>>>>
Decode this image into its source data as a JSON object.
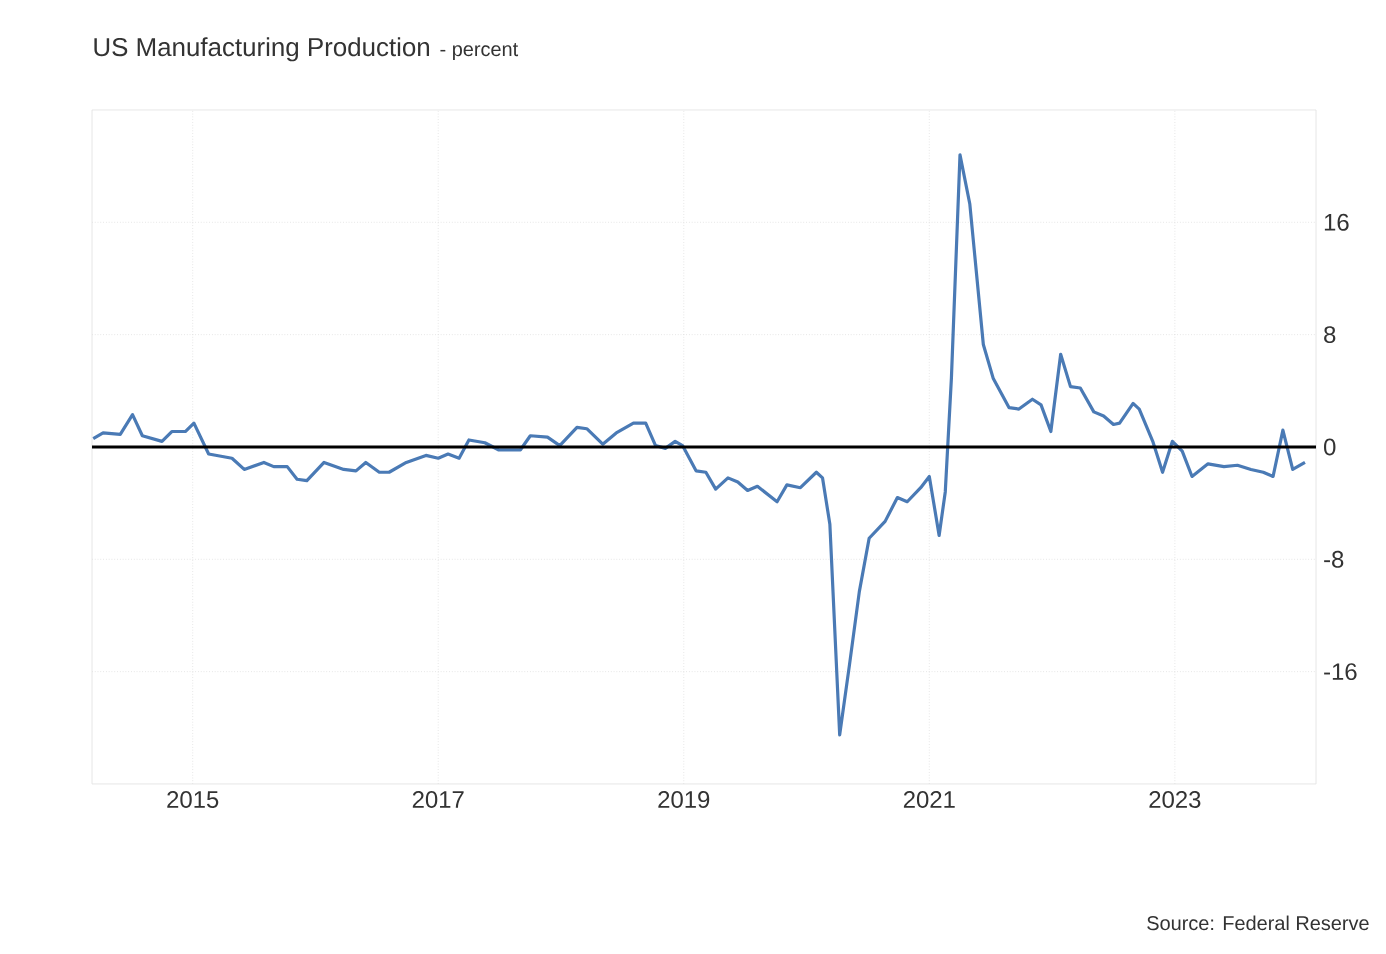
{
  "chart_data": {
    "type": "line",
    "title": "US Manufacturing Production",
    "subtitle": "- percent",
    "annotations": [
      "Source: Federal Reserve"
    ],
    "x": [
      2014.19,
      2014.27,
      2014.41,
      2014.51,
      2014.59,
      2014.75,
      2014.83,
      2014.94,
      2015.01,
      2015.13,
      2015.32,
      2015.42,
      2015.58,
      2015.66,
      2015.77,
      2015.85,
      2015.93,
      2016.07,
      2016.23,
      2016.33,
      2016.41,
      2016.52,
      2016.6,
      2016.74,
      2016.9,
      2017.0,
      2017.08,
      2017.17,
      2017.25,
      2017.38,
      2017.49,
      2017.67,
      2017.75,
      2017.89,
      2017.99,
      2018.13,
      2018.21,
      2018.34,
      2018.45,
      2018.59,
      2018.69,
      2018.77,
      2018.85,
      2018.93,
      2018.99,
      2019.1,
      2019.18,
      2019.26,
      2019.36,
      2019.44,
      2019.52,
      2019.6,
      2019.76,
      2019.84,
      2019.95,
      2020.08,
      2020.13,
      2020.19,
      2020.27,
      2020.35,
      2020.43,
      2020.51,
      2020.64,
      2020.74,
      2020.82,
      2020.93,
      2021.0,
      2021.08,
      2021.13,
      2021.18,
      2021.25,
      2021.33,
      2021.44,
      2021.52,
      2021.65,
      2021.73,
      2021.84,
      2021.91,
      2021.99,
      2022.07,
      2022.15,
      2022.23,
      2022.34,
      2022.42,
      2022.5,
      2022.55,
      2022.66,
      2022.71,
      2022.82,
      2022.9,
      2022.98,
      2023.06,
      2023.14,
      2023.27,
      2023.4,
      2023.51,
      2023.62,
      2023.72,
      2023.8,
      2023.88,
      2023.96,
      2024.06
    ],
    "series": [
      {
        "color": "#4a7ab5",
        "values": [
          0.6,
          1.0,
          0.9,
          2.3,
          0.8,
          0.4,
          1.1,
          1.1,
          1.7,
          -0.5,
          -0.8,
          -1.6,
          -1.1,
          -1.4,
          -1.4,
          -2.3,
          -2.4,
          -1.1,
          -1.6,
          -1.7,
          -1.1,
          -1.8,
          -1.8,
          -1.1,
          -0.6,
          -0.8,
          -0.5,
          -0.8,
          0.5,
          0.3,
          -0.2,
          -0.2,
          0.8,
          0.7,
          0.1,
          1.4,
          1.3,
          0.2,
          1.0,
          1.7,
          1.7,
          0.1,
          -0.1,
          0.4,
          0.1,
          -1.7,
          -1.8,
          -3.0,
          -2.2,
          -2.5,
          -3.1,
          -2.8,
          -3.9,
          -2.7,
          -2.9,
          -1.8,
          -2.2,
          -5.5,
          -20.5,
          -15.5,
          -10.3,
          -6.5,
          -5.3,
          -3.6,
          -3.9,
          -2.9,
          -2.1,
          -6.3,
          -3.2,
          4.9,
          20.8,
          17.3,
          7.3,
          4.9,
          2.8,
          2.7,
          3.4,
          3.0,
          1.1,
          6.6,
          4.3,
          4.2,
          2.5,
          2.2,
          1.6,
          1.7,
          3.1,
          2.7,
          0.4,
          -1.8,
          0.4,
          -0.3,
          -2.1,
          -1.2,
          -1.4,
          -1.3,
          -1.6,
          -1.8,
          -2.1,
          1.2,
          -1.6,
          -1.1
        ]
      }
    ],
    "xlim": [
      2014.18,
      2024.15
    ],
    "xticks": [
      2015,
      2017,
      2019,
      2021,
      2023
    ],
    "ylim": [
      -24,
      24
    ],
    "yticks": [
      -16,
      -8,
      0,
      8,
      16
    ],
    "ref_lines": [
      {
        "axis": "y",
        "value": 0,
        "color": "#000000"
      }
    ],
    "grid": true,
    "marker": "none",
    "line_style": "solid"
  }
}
<<<<
>>>>
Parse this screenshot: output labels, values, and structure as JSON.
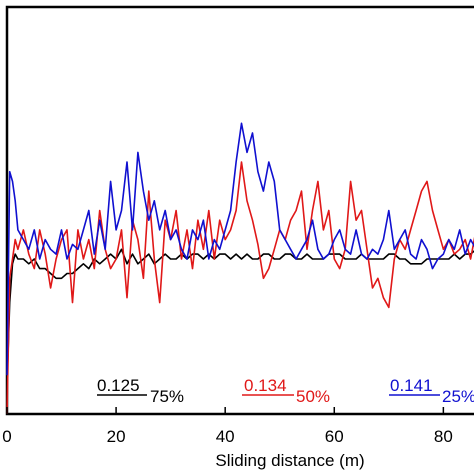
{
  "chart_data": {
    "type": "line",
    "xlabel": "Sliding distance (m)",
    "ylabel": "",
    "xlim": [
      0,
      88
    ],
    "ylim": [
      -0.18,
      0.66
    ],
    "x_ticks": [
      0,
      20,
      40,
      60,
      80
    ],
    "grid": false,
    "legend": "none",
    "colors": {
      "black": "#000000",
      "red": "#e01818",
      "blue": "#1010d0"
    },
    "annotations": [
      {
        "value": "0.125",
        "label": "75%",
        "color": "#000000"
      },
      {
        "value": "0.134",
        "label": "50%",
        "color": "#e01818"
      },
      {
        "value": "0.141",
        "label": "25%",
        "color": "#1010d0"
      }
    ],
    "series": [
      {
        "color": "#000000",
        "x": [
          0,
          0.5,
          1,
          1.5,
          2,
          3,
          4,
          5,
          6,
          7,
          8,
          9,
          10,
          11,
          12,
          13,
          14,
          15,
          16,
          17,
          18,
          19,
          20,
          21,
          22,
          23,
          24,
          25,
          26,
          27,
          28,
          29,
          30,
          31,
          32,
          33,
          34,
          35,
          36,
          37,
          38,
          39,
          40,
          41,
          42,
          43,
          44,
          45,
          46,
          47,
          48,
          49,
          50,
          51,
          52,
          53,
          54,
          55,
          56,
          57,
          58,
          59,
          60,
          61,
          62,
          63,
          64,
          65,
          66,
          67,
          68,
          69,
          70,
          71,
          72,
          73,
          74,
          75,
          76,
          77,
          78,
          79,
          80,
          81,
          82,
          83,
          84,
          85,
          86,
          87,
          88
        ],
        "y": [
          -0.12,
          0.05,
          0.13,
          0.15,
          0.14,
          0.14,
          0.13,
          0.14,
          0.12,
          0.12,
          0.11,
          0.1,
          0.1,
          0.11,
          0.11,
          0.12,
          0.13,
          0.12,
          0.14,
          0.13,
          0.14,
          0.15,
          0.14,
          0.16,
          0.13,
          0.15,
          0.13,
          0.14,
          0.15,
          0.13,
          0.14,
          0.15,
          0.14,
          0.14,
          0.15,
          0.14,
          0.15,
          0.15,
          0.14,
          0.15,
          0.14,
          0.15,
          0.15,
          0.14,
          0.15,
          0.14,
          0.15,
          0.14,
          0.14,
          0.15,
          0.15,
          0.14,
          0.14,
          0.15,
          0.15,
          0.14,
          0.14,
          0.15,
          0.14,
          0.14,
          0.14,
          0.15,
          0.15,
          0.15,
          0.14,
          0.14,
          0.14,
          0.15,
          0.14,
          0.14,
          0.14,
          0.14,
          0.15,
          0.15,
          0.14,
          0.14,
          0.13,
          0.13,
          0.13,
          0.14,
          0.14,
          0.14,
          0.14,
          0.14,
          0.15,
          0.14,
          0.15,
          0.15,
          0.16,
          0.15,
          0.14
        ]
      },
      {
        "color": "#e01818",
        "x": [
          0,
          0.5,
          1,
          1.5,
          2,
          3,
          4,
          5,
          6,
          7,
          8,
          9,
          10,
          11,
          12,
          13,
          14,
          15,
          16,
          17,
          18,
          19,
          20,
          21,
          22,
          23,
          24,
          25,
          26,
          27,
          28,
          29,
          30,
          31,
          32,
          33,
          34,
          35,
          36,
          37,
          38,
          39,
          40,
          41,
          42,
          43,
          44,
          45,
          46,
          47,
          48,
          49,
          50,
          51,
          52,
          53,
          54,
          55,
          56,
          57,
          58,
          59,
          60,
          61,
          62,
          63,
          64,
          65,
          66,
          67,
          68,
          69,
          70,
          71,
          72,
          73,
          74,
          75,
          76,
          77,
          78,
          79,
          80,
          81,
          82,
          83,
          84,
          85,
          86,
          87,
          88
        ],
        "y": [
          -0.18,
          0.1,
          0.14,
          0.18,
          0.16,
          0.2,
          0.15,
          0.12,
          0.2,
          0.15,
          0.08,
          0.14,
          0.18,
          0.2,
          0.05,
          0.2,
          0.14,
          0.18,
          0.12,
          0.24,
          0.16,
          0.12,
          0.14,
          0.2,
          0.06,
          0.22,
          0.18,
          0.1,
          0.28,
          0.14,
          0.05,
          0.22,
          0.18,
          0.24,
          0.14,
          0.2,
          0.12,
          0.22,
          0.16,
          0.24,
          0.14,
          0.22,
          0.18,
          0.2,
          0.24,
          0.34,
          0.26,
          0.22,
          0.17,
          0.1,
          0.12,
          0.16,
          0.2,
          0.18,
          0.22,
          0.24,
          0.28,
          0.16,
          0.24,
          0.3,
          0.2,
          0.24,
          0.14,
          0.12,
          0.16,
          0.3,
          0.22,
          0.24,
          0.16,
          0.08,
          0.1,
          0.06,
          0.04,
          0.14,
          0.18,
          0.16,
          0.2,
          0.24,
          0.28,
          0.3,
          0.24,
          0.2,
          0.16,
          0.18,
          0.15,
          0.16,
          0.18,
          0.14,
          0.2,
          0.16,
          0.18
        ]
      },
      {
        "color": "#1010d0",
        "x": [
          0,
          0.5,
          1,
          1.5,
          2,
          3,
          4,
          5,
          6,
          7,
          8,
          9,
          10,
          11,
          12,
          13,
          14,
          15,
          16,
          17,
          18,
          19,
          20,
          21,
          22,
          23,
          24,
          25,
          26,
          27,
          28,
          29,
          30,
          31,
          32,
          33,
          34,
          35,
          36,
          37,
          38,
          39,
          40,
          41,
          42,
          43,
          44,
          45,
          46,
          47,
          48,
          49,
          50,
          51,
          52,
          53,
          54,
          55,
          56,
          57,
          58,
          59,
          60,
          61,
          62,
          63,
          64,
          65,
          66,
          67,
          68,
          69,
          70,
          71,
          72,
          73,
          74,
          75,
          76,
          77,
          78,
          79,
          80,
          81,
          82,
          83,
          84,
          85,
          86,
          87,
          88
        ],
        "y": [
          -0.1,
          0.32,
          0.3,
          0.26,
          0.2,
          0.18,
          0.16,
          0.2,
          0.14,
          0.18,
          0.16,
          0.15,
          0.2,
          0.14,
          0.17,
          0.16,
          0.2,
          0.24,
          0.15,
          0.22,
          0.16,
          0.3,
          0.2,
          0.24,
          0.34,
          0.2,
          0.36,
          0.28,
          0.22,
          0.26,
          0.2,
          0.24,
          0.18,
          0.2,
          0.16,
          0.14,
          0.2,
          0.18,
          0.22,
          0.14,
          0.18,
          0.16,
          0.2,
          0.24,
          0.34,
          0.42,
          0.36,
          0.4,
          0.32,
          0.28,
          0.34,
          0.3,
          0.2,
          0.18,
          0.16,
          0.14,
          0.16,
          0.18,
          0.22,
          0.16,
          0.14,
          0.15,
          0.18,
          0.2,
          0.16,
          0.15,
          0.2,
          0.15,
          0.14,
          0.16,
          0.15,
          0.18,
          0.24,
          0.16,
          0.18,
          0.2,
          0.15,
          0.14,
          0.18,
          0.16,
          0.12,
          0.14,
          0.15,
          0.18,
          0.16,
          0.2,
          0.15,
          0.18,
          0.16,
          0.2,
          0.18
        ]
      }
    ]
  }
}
<<<<
Written exercise
Gather every line from the listing above in which "values" appears, and copy those lines.

Response below
        "values": [
Parse this screenshot: output labels, values, and structure as JSON.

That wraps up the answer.